WHAT YOU NEED TO DO:
Write out the listing beneath this instruction in its entirety, exactly as it reads.

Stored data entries
------------------------------------------------

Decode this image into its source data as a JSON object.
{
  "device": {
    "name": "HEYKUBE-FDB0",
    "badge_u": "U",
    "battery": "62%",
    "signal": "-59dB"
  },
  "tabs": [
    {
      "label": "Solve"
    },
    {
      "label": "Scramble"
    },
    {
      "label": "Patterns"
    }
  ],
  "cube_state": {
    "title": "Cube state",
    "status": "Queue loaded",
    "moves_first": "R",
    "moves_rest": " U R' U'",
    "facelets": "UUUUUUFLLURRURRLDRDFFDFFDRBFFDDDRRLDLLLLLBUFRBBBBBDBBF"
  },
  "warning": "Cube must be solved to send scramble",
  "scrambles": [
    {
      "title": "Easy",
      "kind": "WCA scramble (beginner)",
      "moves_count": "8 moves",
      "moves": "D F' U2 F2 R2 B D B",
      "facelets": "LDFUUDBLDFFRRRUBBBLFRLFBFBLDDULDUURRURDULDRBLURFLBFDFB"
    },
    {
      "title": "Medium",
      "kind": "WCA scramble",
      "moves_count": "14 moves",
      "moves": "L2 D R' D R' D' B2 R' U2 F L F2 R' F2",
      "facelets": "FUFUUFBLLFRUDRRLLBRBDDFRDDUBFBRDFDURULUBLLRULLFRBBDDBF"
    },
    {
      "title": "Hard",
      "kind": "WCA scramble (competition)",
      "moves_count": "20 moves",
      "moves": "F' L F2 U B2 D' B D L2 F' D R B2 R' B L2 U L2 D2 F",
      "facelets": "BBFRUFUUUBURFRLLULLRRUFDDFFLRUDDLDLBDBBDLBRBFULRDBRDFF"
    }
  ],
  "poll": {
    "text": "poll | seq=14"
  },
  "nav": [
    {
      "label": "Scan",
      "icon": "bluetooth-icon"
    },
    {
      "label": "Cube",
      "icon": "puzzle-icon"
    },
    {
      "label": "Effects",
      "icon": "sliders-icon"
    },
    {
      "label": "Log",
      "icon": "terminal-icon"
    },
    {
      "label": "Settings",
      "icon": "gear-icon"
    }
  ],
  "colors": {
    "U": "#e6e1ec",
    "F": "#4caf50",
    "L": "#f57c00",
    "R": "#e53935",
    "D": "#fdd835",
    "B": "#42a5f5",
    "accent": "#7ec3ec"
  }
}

------------------------------------------------

EXERCISE OUTPUT:
Decode this image into its source data as a JSON object.
{
  "device": {
    "name": "HEYKUBE-FDB0",
    "badge_u": "U",
    "battery": "62%",
    "signal": "-59dB"
  },
  "tabs": [
    {
      "label": "Solve"
    },
    {
      "label": "Scramble"
    },
    {
      "label": "Patterns"
    }
  ],
  "cube_state": {
    "title": "Cube state",
    "status": "Queue loaded",
    "moves_first": "R",
    "moves_rest": " U R' U'",
    "facelets": "UUUUUUFLLURRURRLDRDFFDFFDRBFFDDDRRLDLLLLLBUFRBBBBBDBBF"
  },
  "warning": "Cube must be solved to send scramble",
  "scrambles": [
    {
      "title": "Easy",
      "kind": "WCA scramble (beginner)",
      "moves_count": "8 moves",
      "moves": "D F' U2 F2 R2 B D B",
      "facelets": "LDFUUDBLDFFRRRUBBBLFRLFBFBLDDULDUURRURDULDRBLURFLBFDFB"
    },
    {
      "title": "Medium",
      "kind": "WCA scramble",
      "moves_count": "14 moves",
      "moves": "L2 D R' D R' D' B2 R' U2 F L F2 R' F2",
      "facelets": "FUFUUFBLLFRUDRRLLBRBDDFRDDUBFBRDFDURULUBLLRULLFRBBDDBF"
    },
    {
      "title": "Hard",
      "kind": "WCA scramble (competition)",
      "moves_count": "20 moves",
      "moves": "F' L F2 U B2 D' B D L2 F' D R B2 R' B L2 U L2 D2 F",
      "facelets": "BBFRUFUUUBURFRLLULLRRUFDDFFLRUDDLDLBDBBDLBRBFULRDBRDFF"
    }
  ],
  "poll": {
    "text": "poll | seq=14"
  },
  "nav": [
    {
      "label": "Scan",
      "icon": "bluetooth-icon"
    },
    {
      "label": "Cube",
      "icon": "puzzle-icon"
    },
    {
      "label": "Effects",
      "icon": "sliders-icon"
    },
    {
      "label": "Log",
      "icon": "terminal-icon"
    },
    {
      "label": "Settings",
      "icon": "gear-icon"
    }
  ],
  "colors": {
    "U": "#e6e1ec",
    "F": "#4caf50",
    "L": "#f57c00",
    "R": "#e53935",
    "D": "#fdd835",
    "B": "#42a5f5",
    "accent": "#7ec3ec"
  }
}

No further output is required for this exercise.